[Start of EXCERPTED RECORDS]

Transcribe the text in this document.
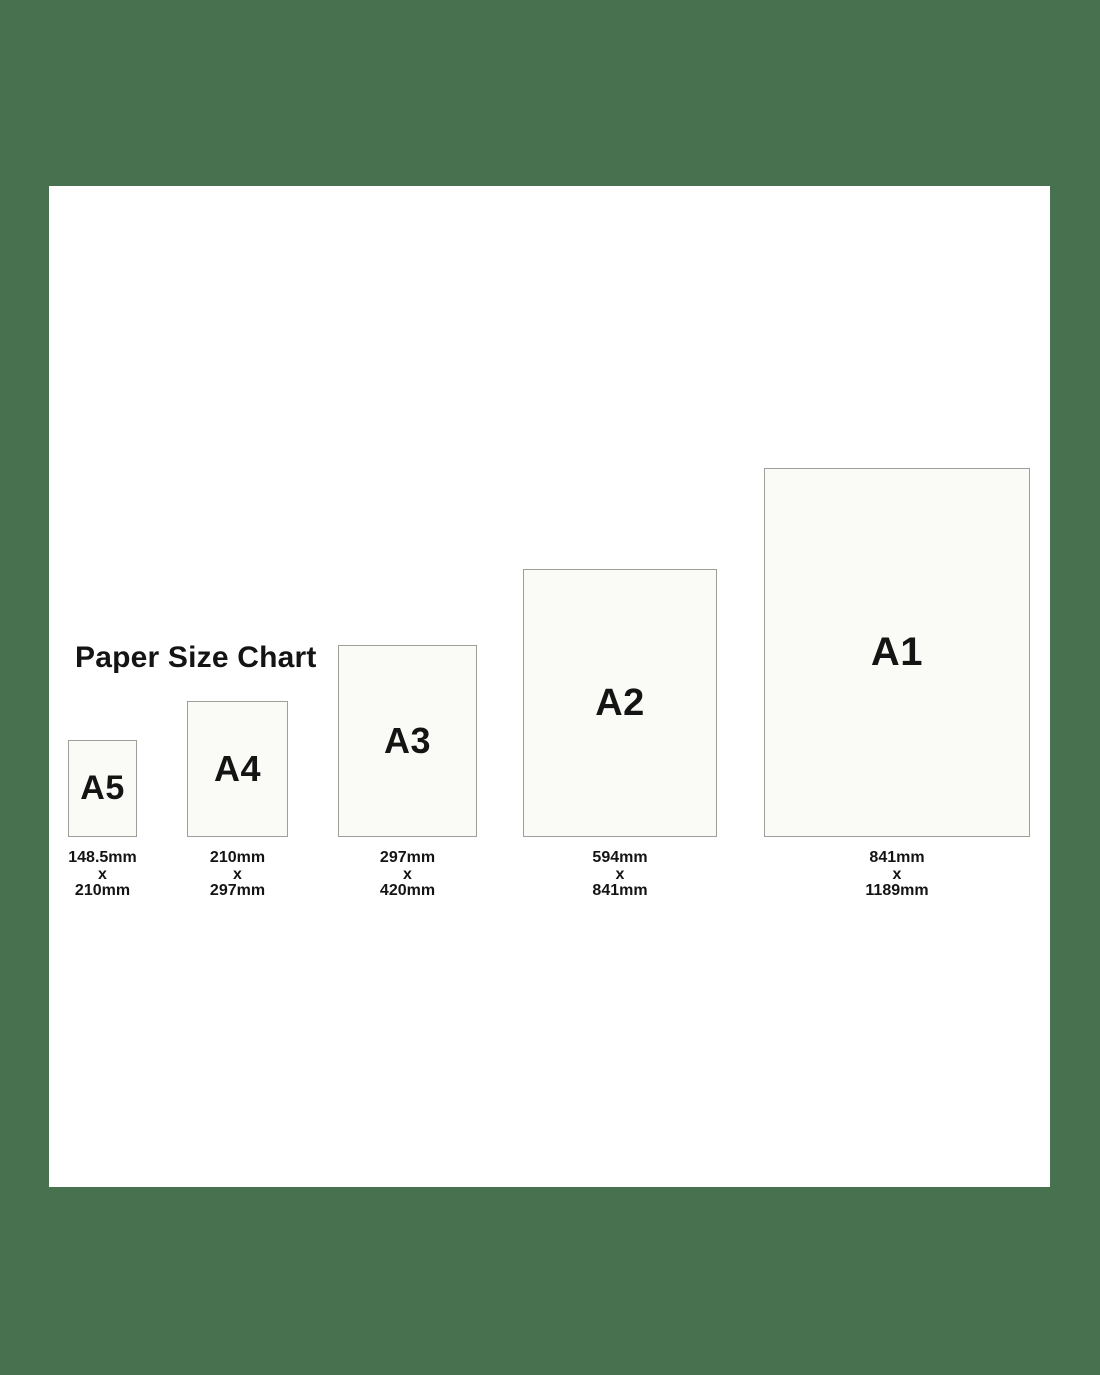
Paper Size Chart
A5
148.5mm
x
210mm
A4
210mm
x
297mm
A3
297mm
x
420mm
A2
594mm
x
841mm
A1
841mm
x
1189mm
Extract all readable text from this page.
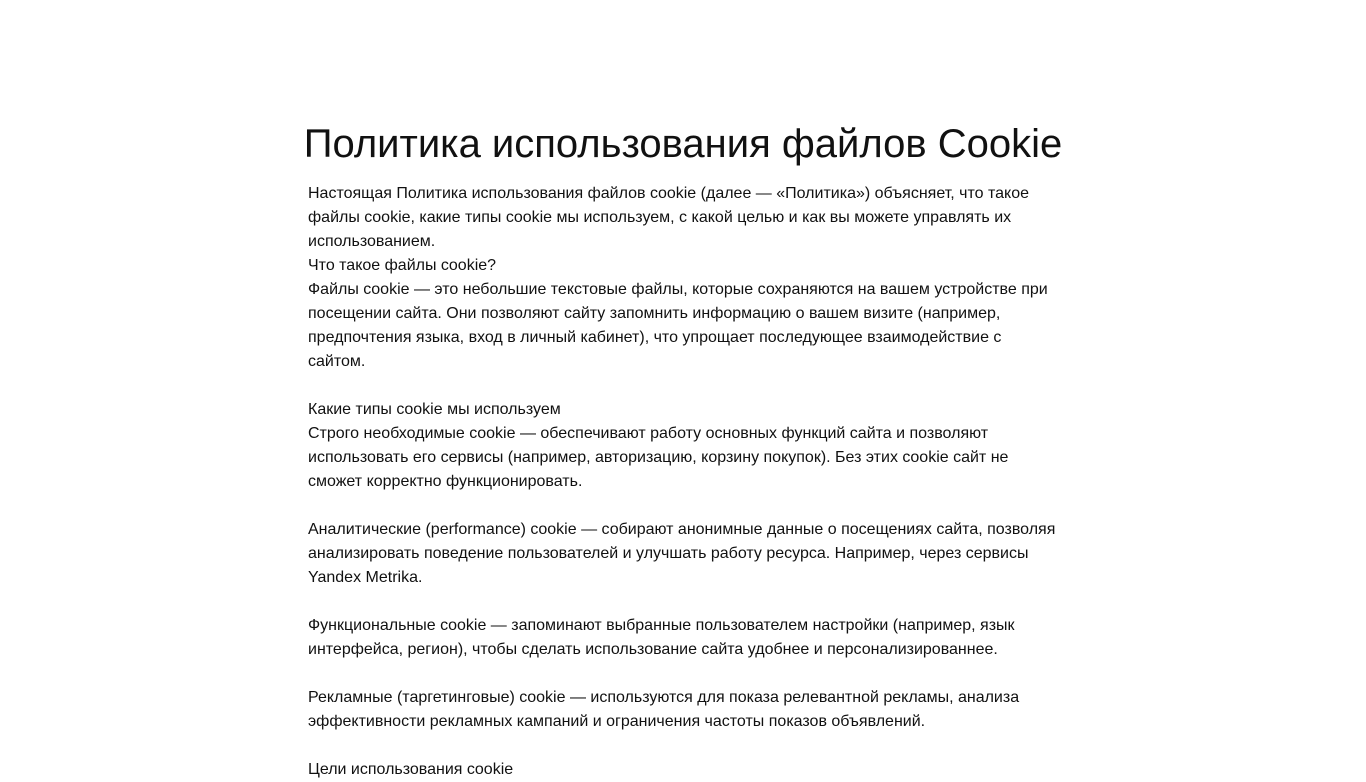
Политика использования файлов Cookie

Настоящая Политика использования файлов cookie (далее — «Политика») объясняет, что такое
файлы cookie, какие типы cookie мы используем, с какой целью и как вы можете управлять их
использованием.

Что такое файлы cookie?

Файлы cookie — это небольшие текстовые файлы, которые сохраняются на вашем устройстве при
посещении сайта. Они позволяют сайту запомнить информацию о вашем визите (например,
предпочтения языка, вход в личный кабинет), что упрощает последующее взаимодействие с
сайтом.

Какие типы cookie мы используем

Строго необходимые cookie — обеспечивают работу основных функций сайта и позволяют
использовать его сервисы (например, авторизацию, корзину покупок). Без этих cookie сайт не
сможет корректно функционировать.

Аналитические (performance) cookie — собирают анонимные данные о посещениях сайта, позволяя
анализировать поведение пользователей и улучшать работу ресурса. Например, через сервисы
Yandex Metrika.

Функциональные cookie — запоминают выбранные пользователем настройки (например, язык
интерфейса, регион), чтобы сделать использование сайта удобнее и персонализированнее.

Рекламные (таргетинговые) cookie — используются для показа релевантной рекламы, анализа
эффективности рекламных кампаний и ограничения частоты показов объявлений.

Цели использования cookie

[End of EXCERPTED RECORDS]

#### WHAT YOU WILL DO:
Repeat the records above exactly, omitting every picture.

#### OUTPUT BELOW:
Transcribe the text in this document.
Paper Size Chart
A5
148.5mm
x
210mm
A4
210mm
x
297mm
A3
297mm
x
420mm
A2
594mm
x
841mm
A1
841mm
x
1189mm
Extract all readable text from this page.
Политика использования файлов Cookie

Настоящая Политика использования файлов cookie (далее — «Политика») объясняет, что такое
файлы cookie, какие типы cookie мы используем, с какой целью и как вы можете управлять их
использованием.

Что такое файлы cookie?

Файлы cookie — это небольшие текстовые файлы, которые сохраняются на вашем устройстве при
посещении сайта. Они позволяют сайту запомнить информацию о вашем визите (например,
предпочтения языка, вход в личный кабинет), что упрощает последующее взаимодействие с
сайтом.

Какие типы cookie мы используем

Строго необходимые cookie — обеспечивают работу основных функций сайта и позволяют
использовать его сервисы (например, авторизацию, корзину покупок). Без этих cookie сайт не
сможет корректно функционировать.

Аналитические (performance) cookie — собирают анонимные данные о посещениях сайта, позволяя
анализировать поведение пользователей и улучшать работу ресурса. Например, через сервисы
Yandex Metrika.

Функциональные cookie — запоминают выбранные пользователем настройки (например, язык
интерфейса, регион), чтобы сделать использование сайта удобнее и персонализированнее.

Рекламные (таргетинговые) cookie — используются для показа релевантной рекламы, анализа
эффективности рекламных кампаний и ограничения частоты показов объявлений.

Цели использования cookie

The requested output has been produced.